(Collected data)
----

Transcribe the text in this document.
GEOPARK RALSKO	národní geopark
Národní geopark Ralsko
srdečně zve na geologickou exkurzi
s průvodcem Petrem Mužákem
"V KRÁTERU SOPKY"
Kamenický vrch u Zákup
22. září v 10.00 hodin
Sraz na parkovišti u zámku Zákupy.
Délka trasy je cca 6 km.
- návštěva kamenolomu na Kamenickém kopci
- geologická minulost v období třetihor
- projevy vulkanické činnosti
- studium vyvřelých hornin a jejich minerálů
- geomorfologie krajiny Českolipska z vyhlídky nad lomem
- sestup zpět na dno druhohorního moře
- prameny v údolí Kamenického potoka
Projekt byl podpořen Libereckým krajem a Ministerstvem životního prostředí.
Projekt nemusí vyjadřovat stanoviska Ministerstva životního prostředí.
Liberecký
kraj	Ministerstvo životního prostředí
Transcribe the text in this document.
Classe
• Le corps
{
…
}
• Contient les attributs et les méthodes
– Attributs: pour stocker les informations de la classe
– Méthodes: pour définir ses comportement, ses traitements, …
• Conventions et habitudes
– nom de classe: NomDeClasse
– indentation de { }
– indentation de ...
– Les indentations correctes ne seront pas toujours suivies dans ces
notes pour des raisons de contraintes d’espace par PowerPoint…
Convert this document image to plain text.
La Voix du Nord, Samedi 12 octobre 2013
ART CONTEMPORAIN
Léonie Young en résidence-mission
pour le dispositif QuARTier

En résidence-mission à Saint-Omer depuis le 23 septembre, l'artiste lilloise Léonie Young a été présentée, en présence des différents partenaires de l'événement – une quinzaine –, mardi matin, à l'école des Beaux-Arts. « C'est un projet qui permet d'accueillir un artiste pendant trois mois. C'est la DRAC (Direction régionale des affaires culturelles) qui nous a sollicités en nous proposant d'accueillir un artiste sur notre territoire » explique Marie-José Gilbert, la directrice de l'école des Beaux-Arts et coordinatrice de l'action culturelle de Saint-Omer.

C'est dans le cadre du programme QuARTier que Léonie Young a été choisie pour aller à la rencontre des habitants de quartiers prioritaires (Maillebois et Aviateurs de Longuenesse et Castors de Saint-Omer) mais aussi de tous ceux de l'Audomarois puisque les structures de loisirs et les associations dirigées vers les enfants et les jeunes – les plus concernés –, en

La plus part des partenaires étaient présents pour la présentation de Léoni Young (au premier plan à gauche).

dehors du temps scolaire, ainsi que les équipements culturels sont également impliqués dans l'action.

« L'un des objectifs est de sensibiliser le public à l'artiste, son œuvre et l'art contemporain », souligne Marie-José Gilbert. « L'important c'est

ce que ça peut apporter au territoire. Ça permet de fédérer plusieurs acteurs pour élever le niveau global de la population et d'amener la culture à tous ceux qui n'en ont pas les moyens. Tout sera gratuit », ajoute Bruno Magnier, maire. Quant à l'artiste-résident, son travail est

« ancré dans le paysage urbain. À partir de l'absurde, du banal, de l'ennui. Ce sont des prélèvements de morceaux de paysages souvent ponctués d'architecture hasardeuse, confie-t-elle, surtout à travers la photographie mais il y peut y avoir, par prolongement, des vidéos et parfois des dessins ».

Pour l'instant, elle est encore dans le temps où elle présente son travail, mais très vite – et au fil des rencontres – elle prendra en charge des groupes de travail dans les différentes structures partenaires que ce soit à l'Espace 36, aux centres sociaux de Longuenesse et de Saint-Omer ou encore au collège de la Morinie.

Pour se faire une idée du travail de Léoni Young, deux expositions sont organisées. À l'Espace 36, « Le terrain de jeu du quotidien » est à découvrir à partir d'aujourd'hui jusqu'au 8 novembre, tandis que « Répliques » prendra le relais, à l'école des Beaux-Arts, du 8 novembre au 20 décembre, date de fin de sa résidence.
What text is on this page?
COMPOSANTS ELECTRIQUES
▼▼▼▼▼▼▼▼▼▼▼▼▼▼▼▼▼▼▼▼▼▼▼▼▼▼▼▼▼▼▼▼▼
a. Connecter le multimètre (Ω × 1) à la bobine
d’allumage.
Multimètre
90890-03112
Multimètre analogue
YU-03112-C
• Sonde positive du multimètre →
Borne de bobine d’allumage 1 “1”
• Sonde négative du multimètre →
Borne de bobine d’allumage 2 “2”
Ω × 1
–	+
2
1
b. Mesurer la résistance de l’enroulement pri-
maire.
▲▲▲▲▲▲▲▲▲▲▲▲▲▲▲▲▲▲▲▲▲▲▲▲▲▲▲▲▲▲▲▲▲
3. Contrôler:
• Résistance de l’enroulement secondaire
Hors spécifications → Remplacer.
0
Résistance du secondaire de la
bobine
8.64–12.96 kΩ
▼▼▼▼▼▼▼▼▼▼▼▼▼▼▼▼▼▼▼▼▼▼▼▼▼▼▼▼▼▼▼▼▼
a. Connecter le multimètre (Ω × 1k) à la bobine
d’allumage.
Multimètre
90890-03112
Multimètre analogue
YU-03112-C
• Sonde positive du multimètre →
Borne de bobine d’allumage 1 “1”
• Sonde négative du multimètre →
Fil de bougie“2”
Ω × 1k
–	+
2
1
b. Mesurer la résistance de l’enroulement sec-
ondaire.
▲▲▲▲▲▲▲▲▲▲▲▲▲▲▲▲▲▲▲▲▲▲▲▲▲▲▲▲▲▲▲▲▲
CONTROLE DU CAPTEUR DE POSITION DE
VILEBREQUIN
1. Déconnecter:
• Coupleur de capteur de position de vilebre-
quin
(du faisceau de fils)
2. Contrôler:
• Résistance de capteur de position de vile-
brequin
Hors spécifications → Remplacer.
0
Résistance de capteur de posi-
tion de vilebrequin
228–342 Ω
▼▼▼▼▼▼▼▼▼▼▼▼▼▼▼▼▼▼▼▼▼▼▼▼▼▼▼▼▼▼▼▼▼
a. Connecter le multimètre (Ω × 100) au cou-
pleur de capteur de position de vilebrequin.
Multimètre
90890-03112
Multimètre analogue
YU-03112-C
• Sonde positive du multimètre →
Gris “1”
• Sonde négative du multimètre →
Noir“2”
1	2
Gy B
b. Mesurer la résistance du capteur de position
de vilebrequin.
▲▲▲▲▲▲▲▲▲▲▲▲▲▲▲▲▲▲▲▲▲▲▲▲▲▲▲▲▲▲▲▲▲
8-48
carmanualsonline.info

----

Every line above should be printed again exactly as it stands.

RESULT OF THE EXERCISE.
Transcribe the text in this document.
GEOPARK RALSKO	národní geopark
Národní geopark Ralsko
srdečně zve na geologickou exkurzi
s průvodcem Petrem Mužákem
"V KRÁTERU SOPKY"
Kamenický vrch u Zákup
22. září v 10.00 hodin
Sraz na parkovišti u zámku Zákupy.
Délka trasy je cca 6 km.
- návštěva kamenolomu na Kamenickém kopci
- geologická minulost v období třetihor
- projevy vulkanické činnosti
- studium vyvřelých hornin a jejich minerálů
- geomorfologie krajiny Českolipska z vyhlídky nad lomem
- sestup zpět na dno druhohorního moře
- prameny v údolí Kamenického potoka
Projekt byl podpořen Libereckým krajem a Ministerstvem životního prostředí.
Projekt nemusí vyjadřovat stanoviska Ministerstva životního prostředí.
Liberecký
kraj	Ministerstvo životního prostředí
Transcribe the text in this document.
Classe
• Le corps
{
…
}
• Contient les attributs et les méthodes
– Attributs: pour stocker les informations de la classe
– Méthodes: pour définir ses comportement, ses traitements, …
• Conventions et habitudes
– nom de classe: NomDeClasse
– indentation de { }
– indentation de ...
– Les indentations correctes ne seront pas toujours suivies dans ces
notes pour des raisons de contraintes d’espace par PowerPoint…
Convert this document image to plain text.
La Voix du Nord, Samedi 12 octobre 2013
ART CONTEMPORAIN
Léonie Young en résidence-mission
pour le dispositif QuARTier

En résidence-mission à Saint-Omer depuis le 23 septembre, l'artiste lilloise Léonie Young a été présentée, en présence des différents partenaires de l'événement – une quinzaine –, mardi matin, à l'école des Beaux-Arts. « C'est un projet qui permet d'accueillir un artiste pendant trois mois. C'est la DRAC (Direction régionale des affaires culturelles) qui nous a sollicités en nous proposant d'accueillir un artiste sur notre territoire » explique Marie-José Gilbert, la directrice de l'école des Beaux-Arts et coordinatrice de l'action culturelle de Saint-Omer.

C'est dans le cadre du programme QuARTier que Léonie Young a été choisie pour aller à la rencontre des habitants de quartiers prioritaires (Maillebois et Aviateurs de Longuenesse et Castors de Saint-Omer) mais aussi de tous ceux de l'Audomarois puisque les structures de loisirs et les associations dirigées vers les enfants et les jeunes – les plus concernés –, en

La plus part des partenaires étaient présents pour la présentation de Léoni Young (au premier plan à gauche).

dehors du temps scolaire, ainsi que les équipements culturels sont également impliqués dans l'action.

« L'un des objectifs est de sensibiliser le public à l'artiste, son œuvre et l'art contemporain », souligne Marie-José Gilbert. « L'important c'est

ce que ça peut apporter au territoire. Ça permet de fédérer plusieurs acteurs pour élever le niveau global de la population et d'amener la culture à tous ceux qui n'en ont pas les moyens. Tout sera gratuit », ajoute Bruno Magnier, maire. Quant à l'artiste-résident, son travail est

« ancré dans le paysage urbain. À partir de l'absurde, du banal, de l'ennui. Ce sont des prélèvements de morceaux de paysages souvent ponctués d'architecture hasardeuse, confie-t-elle, surtout à travers la photographie mais il y peut y avoir, par prolongement, des vidéos et parfois des dessins ».

Pour l'instant, elle est encore dans le temps où elle présente son travail, mais très vite – et au fil des rencontres – elle prendra en charge des groupes de travail dans les différentes structures partenaires que ce soit à l'Espace 36, aux centres sociaux de Longuenesse et de Saint-Omer ou encore au collège de la Morinie.

Pour se faire une idée du travail de Léoni Young, deux expositions sont organisées. À l'Espace 36, « Le terrain de jeu du quotidien » est à découvrir à partir d'aujourd'hui jusqu'au 8 novembre, tandis que « Répliques » prendra le relais, à l'école des Beaux-Arts, du 8 novembre au 20 décembre, date de fin de sa résidence.
What text is on this page?
COMPOSANTS ELECTRIQUES
▼▼▼▼▼▼▼▼▼▼▼▼▼▼▼▼▼▼▼▼▼▼▼▼▼▼▼▼▼▼▼▼▼
a. Connecter le multimètre (Ω × 1) à la bobine
d’allumage.
Multimètre
90890-03112
Multimètre analogue
YU-03112-C
• Sonde positive du multimètre →
Borne de bobine d’allumage 1 “1”
• Sonde négative du multimètre →
Borne de bobine d’allumage 2 “2”
Ω × 1
–	+
2
1
b. Mesurer la résistance de l’enroulement pri-
maire.
▲▲▲▲▲▲▲▲▲▲▲▲▲▲▲▲▲▲▲▲▲▲▲▲▲▲▲▲▲▲▲▲▲
3. Contrôler:
• Résistance de l’enroulement secondaire
Hors spécifications → Remplacer.
0
Résistance du secondaire de la
bobine
8.64–12.96 kΩ
▼▼▼▼▼▼▼▼▼▼▼▼▼▼▼▼▼▼▼▼▼▼▼▼▼▼▼▼▼▼▼▼▼
a. Connecter le multimètre (Ω × 1k) à la bobine
d’allumage.
Multimètre
90890-03112
Multimètre analogue
YU-03112-C
• Sonde positive du multimètre →
Borne de bobine d’allumage 1 “1”
• Sonde négative du multimètre →
Fil de bougie“2”
Ω × 1k
–	+
2
1
b. Mesurer la résistance de l’enroulement sec-
ondaire.
▲▲▲▲▲▲▲▲▲▲▲▲▲▲▲▲▲▲▲▲▲▲▲▲▲▲▲▲▲▲▲▲▲
CONTROLE DU CAPTEUR DE POSITION DE
VILEBREQUIN
1. Déconnecter:
• Coupleur de capteur de position de vilebre-
quin
(du faisceau de fils)
2. Contrôler:
• Résistance de capteur de position de vile-
brequin
Hors spécifications → Remplacer.
0
Résistance de capteur de posi-
tion de vilebrequin
228–342 Ω
▼▼▼▼▼▼▼▼▼▼▼▼▼▼▼▼▼▼▼▼▼▼▼▼▼▼▼▼▼▼▼▼▼
a. Connecter le multimètre (Ω × 100) au cou-
pleur de capteur de position de vilebrequin.
Multimètre
90890-03112
Multimètre analogue
YU-03112-C
• Sonde positive du multimètre →
Gris “1”
• Sonde négative du multimètre →
Noir“2”
1	2
Gy B
b. Mesurer la résistance du capteur de position
de vilebrequin.
▲▲▲▲▲▲▲▲▲▲▲▲▲▲▲▲▲▲▲▲▲▲▲▲▲▲▲▲▲▲▲▲▲
8-48
carmanualsonline.info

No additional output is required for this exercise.